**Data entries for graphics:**
-*-

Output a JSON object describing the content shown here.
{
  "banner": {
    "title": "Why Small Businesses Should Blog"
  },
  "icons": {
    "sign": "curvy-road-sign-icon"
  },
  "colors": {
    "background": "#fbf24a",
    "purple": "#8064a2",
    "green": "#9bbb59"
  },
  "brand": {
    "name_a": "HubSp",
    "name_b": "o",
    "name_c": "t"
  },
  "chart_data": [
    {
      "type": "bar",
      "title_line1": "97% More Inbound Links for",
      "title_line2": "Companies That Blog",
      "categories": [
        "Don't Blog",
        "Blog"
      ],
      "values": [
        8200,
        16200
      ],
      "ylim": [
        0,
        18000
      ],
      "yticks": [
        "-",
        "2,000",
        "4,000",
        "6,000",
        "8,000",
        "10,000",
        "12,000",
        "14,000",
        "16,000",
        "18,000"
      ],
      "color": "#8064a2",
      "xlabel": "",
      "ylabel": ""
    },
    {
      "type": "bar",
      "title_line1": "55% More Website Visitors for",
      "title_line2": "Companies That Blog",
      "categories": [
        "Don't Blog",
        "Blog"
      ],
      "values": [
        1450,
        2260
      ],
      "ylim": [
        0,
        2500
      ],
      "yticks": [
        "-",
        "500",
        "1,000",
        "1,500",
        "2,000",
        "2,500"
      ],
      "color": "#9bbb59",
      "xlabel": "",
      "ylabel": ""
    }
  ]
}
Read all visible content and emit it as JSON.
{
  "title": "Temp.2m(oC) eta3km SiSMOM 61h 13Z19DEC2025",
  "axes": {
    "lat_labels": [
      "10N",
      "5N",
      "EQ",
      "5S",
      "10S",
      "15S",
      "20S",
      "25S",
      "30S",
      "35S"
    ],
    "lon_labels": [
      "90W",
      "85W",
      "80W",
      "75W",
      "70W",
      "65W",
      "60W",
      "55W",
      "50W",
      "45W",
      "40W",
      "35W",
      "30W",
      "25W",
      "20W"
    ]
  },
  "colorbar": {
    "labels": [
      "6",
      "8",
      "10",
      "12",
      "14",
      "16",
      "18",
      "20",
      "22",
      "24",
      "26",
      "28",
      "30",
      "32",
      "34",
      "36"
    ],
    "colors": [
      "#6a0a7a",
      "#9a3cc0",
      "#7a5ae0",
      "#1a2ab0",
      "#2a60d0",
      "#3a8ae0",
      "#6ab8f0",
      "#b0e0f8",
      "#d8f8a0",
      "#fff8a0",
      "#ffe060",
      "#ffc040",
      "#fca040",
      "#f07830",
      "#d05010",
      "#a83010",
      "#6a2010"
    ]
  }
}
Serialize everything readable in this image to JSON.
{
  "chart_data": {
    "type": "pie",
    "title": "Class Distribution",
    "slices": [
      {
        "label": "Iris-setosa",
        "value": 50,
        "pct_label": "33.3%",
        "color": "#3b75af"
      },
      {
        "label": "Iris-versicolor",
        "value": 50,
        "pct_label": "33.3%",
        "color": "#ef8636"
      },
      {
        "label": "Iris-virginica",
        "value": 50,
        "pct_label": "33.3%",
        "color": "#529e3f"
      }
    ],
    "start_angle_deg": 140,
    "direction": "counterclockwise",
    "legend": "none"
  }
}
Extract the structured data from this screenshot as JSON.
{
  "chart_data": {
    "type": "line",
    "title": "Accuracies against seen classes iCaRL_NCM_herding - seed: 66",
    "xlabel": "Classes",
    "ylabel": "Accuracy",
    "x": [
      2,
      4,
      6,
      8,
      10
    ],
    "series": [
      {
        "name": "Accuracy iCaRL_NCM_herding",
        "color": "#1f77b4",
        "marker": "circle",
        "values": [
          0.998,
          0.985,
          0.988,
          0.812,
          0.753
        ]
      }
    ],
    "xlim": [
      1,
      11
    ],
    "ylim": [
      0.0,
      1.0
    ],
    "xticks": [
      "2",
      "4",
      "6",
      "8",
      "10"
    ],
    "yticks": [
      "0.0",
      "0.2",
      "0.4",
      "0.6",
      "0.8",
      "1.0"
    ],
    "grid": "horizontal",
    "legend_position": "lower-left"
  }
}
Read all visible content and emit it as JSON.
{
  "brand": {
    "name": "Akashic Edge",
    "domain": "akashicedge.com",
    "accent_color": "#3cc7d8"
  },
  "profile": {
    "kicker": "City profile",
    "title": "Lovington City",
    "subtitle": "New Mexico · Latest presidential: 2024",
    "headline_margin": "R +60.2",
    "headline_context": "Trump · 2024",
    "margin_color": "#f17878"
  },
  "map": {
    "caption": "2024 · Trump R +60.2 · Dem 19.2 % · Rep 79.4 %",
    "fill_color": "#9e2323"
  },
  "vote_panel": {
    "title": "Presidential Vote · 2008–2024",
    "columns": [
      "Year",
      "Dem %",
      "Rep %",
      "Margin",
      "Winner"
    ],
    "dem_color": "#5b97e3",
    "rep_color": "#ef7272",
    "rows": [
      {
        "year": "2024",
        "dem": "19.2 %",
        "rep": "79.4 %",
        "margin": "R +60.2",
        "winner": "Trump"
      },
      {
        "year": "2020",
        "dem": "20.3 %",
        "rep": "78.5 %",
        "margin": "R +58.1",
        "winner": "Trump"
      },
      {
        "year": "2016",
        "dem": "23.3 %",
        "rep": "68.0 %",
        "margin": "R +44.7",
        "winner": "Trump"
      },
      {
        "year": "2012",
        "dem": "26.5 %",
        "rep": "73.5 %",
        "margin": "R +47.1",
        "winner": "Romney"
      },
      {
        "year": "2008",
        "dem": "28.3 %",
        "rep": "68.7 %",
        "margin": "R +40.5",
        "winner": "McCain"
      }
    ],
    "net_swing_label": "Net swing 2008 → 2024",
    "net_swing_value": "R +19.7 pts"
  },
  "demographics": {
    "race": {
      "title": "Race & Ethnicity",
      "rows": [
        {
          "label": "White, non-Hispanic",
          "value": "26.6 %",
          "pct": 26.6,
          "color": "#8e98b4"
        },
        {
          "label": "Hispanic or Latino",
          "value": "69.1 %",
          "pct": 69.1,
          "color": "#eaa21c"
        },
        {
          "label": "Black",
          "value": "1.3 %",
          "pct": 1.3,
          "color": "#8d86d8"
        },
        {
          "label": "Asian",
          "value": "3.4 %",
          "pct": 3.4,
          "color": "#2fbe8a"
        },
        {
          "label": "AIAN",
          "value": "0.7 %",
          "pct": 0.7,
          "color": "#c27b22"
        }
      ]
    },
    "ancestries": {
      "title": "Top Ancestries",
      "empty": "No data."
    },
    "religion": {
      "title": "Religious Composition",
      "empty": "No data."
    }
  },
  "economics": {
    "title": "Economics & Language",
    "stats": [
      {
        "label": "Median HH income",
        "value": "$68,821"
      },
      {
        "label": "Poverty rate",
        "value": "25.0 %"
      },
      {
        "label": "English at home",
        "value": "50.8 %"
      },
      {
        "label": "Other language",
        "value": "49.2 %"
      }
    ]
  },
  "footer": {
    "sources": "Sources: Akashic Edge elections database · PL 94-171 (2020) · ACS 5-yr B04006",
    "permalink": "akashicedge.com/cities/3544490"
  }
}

-*-

**Exercise description:**
Go through the entries above and copy every line containing "akashicedge".

**Solution for this problem:**
    "domain": "akashicedge.com",
    "permalink": "akashicedge.com/cities/3544490"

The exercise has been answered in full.